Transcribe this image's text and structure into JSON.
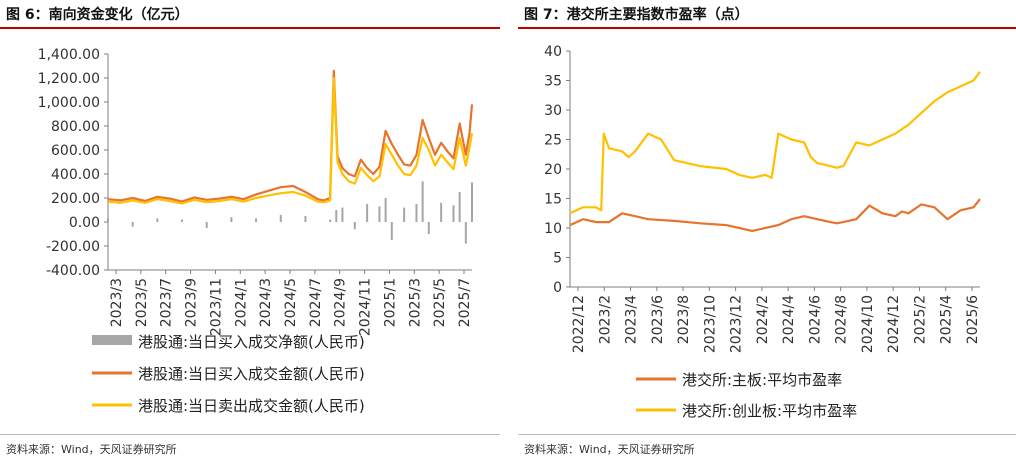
{
  "colors": {
    "net": "#a6a6a6",
    "buy": "#e8732c",
    "sell": "#ffc000",
    "main_board": "#e8732c",
    "gem": "#ffc000",
    "title_rule": "#c00000"
  },
  "figures": {
    "left": {
      "title": "图 6：南向资金变化（亿元）",
      "source": "资料来源：Wind，天风证券研究所"
    },
    "right": {
      "title": "图 7：港交所主要指数市盈率（点）",
      "source": "资料来源：Wind，天风证券研究所"
    }
  },
  "chart_data": [
    {
      "type": "line",
      "title": "南向资金变化（亿元）",
      "xlabel": "",
      "ylabel": "亿元",
      "ylim": [
        -400,
        1400
      ],
      "y_ticks": [
        -400,
        -200,
        0,
        200,
        400,
        600,
        800,
        1000,
        1200,
        1400
      ],
      "y_tick_labels": [
        "-400.00",
        "-200.00",
        "0.00",
        "200.00",
        "400.00",
        "600.00",
        "800.00",
        "1,000.00",
        "1,200.00",
        "1,400.00"
      ],
      "x_tick_labels": [
        "2023/3",
        "2023/5",
        "2023/7",
        "2023/9",
        "2023/11",
        "2024/1",
        "2024/3",
        "2024/5",
        "2024/7",
        "2024/9",
        "2024/11",
        "2025/1",
        "2025/3",
        "2025/5",
        "2025/7"
      ],
      "x_range": [
        0,
        29.5
      ],
      "series": [
        {
          "name": "港股通:当日买入成交金额(人民币)",
          "kind": "line",
          "x": [
            0,
            1,
            2,
            3,
            4,
            5,
            6,
            7,
            8,
            9,
            10,
            11,
            12,
            13,
            14,
            15,
            16,
            17,
            17.5,
            18,
            18.3,
            18.6,
            19,
            19.5,
            20,
            20.5,
            21,
            21.5,
            22,
            22.5,
            23,
            23.5,
            24,
            24.5,
            25,
            25.5,
            26,
            26.5,
            27,
            27.5,
            28,
            28.5,
            29,
            29.3,
            29.5
          ],
          "values": [
            190,
            180,
            200,
            175,
            210,
            195,
            170,
            205,
            185,
            195,
            210,
            190,
            230,
            260,
            290,
            300,
            250,
            190,
            180,
            200,
            1260,
            550,
            450,
            400,
            380,
            520,
            450,
            400,
            460,
            760,
            650,
            560,
            480,
            470,
            560,
            850,
            700,
            560,
            660,
            590,
            530,
            820,
            560,
            740,
            980
          ]
        },
        {
          "name": "港股通:当日卖出成交金额(人民币)",
          "kind": "line",
          "x": [
            0,
            1,
            2,
            3,
            4,
            5,
            6,
            7,
            8,
            9,
            10,
            11,
            12,
            13,
            14,
            15,
            16,
            17,
            17.5,
            18,
            18.3,
            18.6,
            19,
            19.5,
            20,
            20.5,
            21,
            21.5,
            22,
            22.5,
            23,
            23.5,
            24,
            24.5,
            25,
            25.5,
            26,
            26.5,
            27,
            27.5,
            28,
            28.5,
            29,
            29.3,
            29.5
          ],
          "values": [
            170,
            160,
            180,
            160,
            190,
            175,
            155,
            185,
            165,
            175,
            190,
            170,
            200,
            220,
            240,
            250,
            220,
            170,
            165,
            180,
            1200,
            500,
            400,
            340,
            320,
            450,
            390,
            340,
            380,
            650,
            560,
            470,
            400,
            390,
            470,
            700,
            600,
            470,
            560,
            500,
            440,
            700,
            470,
            620,
            740
          ]
        },
        {
          "name": "港股通:当日买入成交净额(人民币)",
          "kind": "bar",
          "x": [
            0,
            2,
            4,
            6,
            8,
            10,
            12,
            14,
            16,
            18,
            18.5,
            19,
            20,
            21,
            22,
            22.5,
            23,
            24,
            25,
            25.5,
            26,
            27,
            28,
            28.5,
            29,
            29.5
          ],
          "values": [
            30,
            -40,
            30,
            20,
            -50,
            40,
            30,
            60,
            50,
            20,
            100,
            120,
            -60,
            150,
            130,
            200,
            -150,
            120,
            150,
            340,
            -100,
            160,
            140,
            250,
            -180,
            330
          ]
        }
      ],
      "legend": [
        "港股通:当日买入成交净额(人民币)",
        "港股通:当日买入成交金额(人民币)",
        "港股通:当日卖出成交金额(人民币)"
      ],
      "legend_position": "bottom"
    },
    {
      "type": "line",
      "title": "港交所主要指数市盈率（点）",
      "xlabel": "",
      "ylabel": "点",
      "ylim": [
        0,
        40
      ],
      "y_ticks": [
        0,
        5,
        10,
        15,
        20,
        25,
        30,
        35,
        40
      ],
      "y_tick_labels": [
        "0",
        "5",
        "10",
        "15",
        "20",
        "25",
        "30",
        "35",
        "40"
      ],
      "x_tick_labels": [
        "2022/12",
        "2023/2",
        "2023/4",
        "2023/6",
        "2023/8",
        "2023/10",
        "2023/12",
        "2024/2",
        "2024/4",
        "2024/6",
        "2024/8",
        "2024/10",
        "2024/12",
        "2025/2",
        "2025/4",
        "2025/6"
      ],
      "x_range": [
        0,
        31.5
      ],
      "series": [
        {
          "name": "港交所:主板:平均市盈率",
          "kind": "line",
          "x": [
            0,
            1,
            2,
            3,
            4,
            5,
            6,
            8,
            10,
            12,
            13,
            14,
            16,
            17,
            18,
            19,
            20,
            20.5,
            21,
            22,
            23,
            24,
            25,
            25.5,
            26,
            27,
            28,
            29,
            30,
            31,
            31.5
          ],
          "values": [
            10.5,
            11.5,
            11,
            11,
            12.5,
            12,
            11.5,
            11.2,
            10.8,
            10.5,
            10,
            9.5,
            10.5,
            11.5,
            12,
            11.5,
            11,
            10.8,
            11,
            11.5,
            13.8,
            12.5,
            12,
            12.8,
            12.5,
            14,
            13.5,
            11.5,
            13,
            13.5,
            14.9
          ]
        },
        {
          "name": "港交所:创业板:平均市盈率",
          "kind": "line",
          "x": [
            0,
            1,
            2,
            2.4,
            2.6,
            3,
            4,
            4.5,
            5,
            6,
            7,
            8,
            10,
            12,
            13,
            14,
            15,
            15.5,
            16,
            17,
            18,
            18.5,
            19,
            20,
            20.5,
            21,
            22,
            23,
            24,
            25,
            26,
            27,
            28,
            29,
            30,
            31,
            31.5
          ],
          "values": [
            12.5,
            13.5,
            13.5,
            13,
            26,
            23.5,
            23,
            22,
            23,
            26,
            25,
            21.5,
            20.5,
            20,
            19,
            18.5,
            19,
            18.5,
            26,
            25,
            24.5,
            22,
            21,
            20.5,
            20.2,
            20.5,
            24.5,
            24,
            25,
            26,
            27.5,
            29.5,
            31.5,
            33,
            34,
            35,
            36.5
          ]
        }
      ],
      "legend": [
        "港交所:主板:平均市盈率",
        "港交所:创业板:平均市盈率"
      ],
      "legend_position": "bottom"
    }
  ]
}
◇ ◇ ◇
All records above are to be printed exactly, minus the pictures they contain.

Transcribe this image's text and structure into JSON.
{
  "colors": {
    "net": "#a6a6a6",
    "buy": "#e8732c",
    "sell": "#ffc000",
    "main_board": "#e8732c",
    "gem": "#ffc000",
    "title_rule": "#c00000"
  },
  "figures": {
    "left": {
      "title": "图 6：南向资金变化（亿元）",
      "source": "资料来源：Wind，天风证券研究所"
    },
    "right": {
      "title": "图 7：港交所主要指数市盈率（点）",
      "source": "资料来源：Wind，天风证券研究所"
    }
  },
  "chart_data": [
    {
      "type": "line",
      "title": "南向资金变化（亿元）",
      "xlabel": "",
      "ylabel": "亿元",
      "ylim": [
        -400,
        1400
      ],
      "y_ticks": [
        -400,
        -200,
        0,
        200,
        400,
        600,
        800,
        1000,
        1200,
        1400
      ],
      "y_tick_labels": [
        "-400.00",
        "-200.00",
        "0.00",
        "200.00",
        "400.00",
        "600.00",
        "800.00",
        "1,000.00",
        "1,200.00",
        "1,400.00"
      ],
      "x_tick_labels": [
        "2023/3",
        "2023/5",
        "2023/7",
        "2023/9",
        "2023/11",
        "2024/1",
        "2024/3",
        "2024/5",
        "2024/7",
        "2024/9",
        "2024/11",
        "2025/1",
        "2025/3",
        "2025/5",
        "2025/7"
      ],
      "x_range": [
        0,
        29.5
      ],
      "series": [
        {
          "name": "港股通:当日买入成交金额(人民币)",
          "kind": "line",
          "x": [
            0,
            1,
            2,
            3,
            4,
            5,
            6,
            7,
            8,
            9,
            10,
            11,
            12,
            13,
            14,
            15,
            16,
            17,
            17.5,
            18,
            18.3,
            18.6,
            19,
            19.5,
            20,
            20.5,
            21,
            21.5,
            22,
            22.5,
            23,
            23.5,
            24,
            24.5,
            25,
            25.5,
            26,
            26.5,
            27,
            27.5,
            28,
            28.5,
            29,
            29.3,
            29.5
          ],
          "values": [
            190,
            180,
            200,
            175,
            210,
            195,
            170,
            205,
            185,
            195,
            210,
            190,
            230,
            260,
            290,
            300,
            250,
            190,
            180,
            200,
            1260,
            550,
            450,
            400,
            380,
            520,
            450,
            400,
            460,
            760,
            650,
            560,
            480,
            470,
            560,
            850,
            700,
            560,
            660,
            590,
            530,
            820,
            560,
            740,
            980
          ]
        },
        {
          "name": "港股通:当日卖出成交金额(人民币)",
          "kind": "line",
          "x": [
            0,
            1,
            2,
            3,
            4,
            5,
            6,
            7,
            8,
            9,
            10,
            11,
            12,
            13,
            14,
            15,
            16,
            17,
            17.5,
            18,
            18.3,
            18.6,
            19,
            19.5,
            20,
            20.5,
            21,
            21.5,
            22,
            22.5,
            23,
            23.5,
            24,
            24.5,
            25,
            25.5,
            26,
            26.5,
            27,
            27.5,
            28,
            28.5,
            29,
            29.3,
            29.5
          ],
          "values": [
            170,
            160,
            180,
            160,
            190,
            175,
            155,
            185,
            165,
            175,
            190,
            170,
            200,
            220,
            240,
            250,
            220,
            170,
            165,
            180,
            1200,
            500,
            400,
            340,
            320,
            450,
            390,
            340,
            380,
            650,
            560,
            470,
            400,
            390,
            470,
            700,
            600,
            470,
            560,
            500,
            440,
            700,
            470,
            620,
            740
          ]
        },
        {
          "name": "港股通:当日买入成交净额(人民币)",
          "kind": "bar",
          "x": [
            0,
            2,
            4,
            6,
            8,
            10,
            12,
            14,
            16,
            18,
            18.5,
            19,
            20,
            21,
            22,
            22.5,
            23,
            24,
            25,
            25.5,
            26,
            27,
            28,
            28.5,
            29,
            29.5
          ],
          "values": [
            30,
            -40,
            30,
            20,
            -50,
            40,
            30,
            60,
            50,
            20,
            100,
            120,
            -60,
            150,
            130,
            200,
            -150,
            120,
            150,
            340,
            -100,
            160,
            140,
            250,
            -180,
            330
          ]
        }
      ],
      "legend": [
        "港股通:当日买入成交净额(人民币)",
        "港股通:当日买入成交金额(人民币)",
        "港股通:当日卖出成交金额(人民币)"
      ],
      "legend_position": "bottom"
    },
    {
      "type": "line",
      "title": "港交所主要指数市盈率（点）",
      "xlabel": "",
      "ylabel": "点",
      "ylim": [
        0,
        40
      ],
      "y_ticks": [
        0,
        5,
        10,
        15,
        20,
        25,
        30,
        35,
        40
      ],
      "y_tick_labels": [
        "0",
        "5",
        "10",
        "15",
        "20",
        "25",
        "30",
        "35",
        "40"
      ],
      "x_tick_labels": [
        "2022/12",
        "2023/2",
        "2023/4",
        "2023/6",
        "2023/8",
        "2023/10",
        "2023/12",
        "2024/2",
        "2024/4",
        "2024/6",
        "2024/8",
        "2024/10",
        "2024/12",
        "2025/2",
        "2025/4",
        "2025/6"
      ],
      "x_range": [
        0,
        31.5
      ],
      "series": [
        {
          "name": "港交所:主板:平均市盈率",
          "kind": "line",
          "x": [
            0,
            1,
            2,
            3,
            4,
            5,
            6,
            8,
            10,
            12,
            13,
            14,
            16,
            17,
            18,
            19,
            20,
            20.5,
            21,
            22,
            23,
            24,
            25,
            25.5,
            26,
            27,
            28,
            29,
            30,
            31,
            31.5
          ],
          "values": [
            10.5,
            11.5,
            11,
            11,
            12.5,
            12,
            11.5,
            11.2,
            10.8,
            10.5,
            10,
            9.5,
            10.5,
            11.5,
            12,
            11.5,
            11,
            10.8,
            11,
            11.5,
            13.8,
            12.5,
            12,
            12.8,
            12.5,
            14,
            13.5,
            11.5,
            13,
            13.5,
            14.9
          ]
        },
        {
          "name": "港交所:创业板:平均市盈率",
          "kind": "line",
          "x": [
            0,
            1,
            2,
            2.4,
            2.6,
            3,
            4,
            4.5,
            5,
            6,
            7,
            8,
            10,
            12,
            13,
            14,
            15,
            15.5,
            16,
            17,
            18,
            18.5,
            19,
            20,
            20.5,
            21,
            22,
            23,
            24,
            25,
            26,
            27,
            28,
            29,
            30,
            31,
            31.5
          ],
          "values": [
            12.5,
            13.5,
            13.5,
            13,
            26,
            23.5,
            23,
            22,
            23,
            26,
            25,
            21.5,
            20.5,
            20,
            19,
            18.5,
            19,
            18.5,
            26,
            25,
            24.5,
            22,
            21,
            20.5,
            20.2,
            20.5,
            24.5,
            24,
            25,
            26,
            27.5,
            29.5,
            31.5,
            33,
            34,
            35,
            36.5
          ]
        }
      ],
      "legend": [
        "港交所:主板:平均市盈率",
        "港交所:创业板:平均市盈率"
      ],
      "legend_position": "bottom"
    }
  ]
}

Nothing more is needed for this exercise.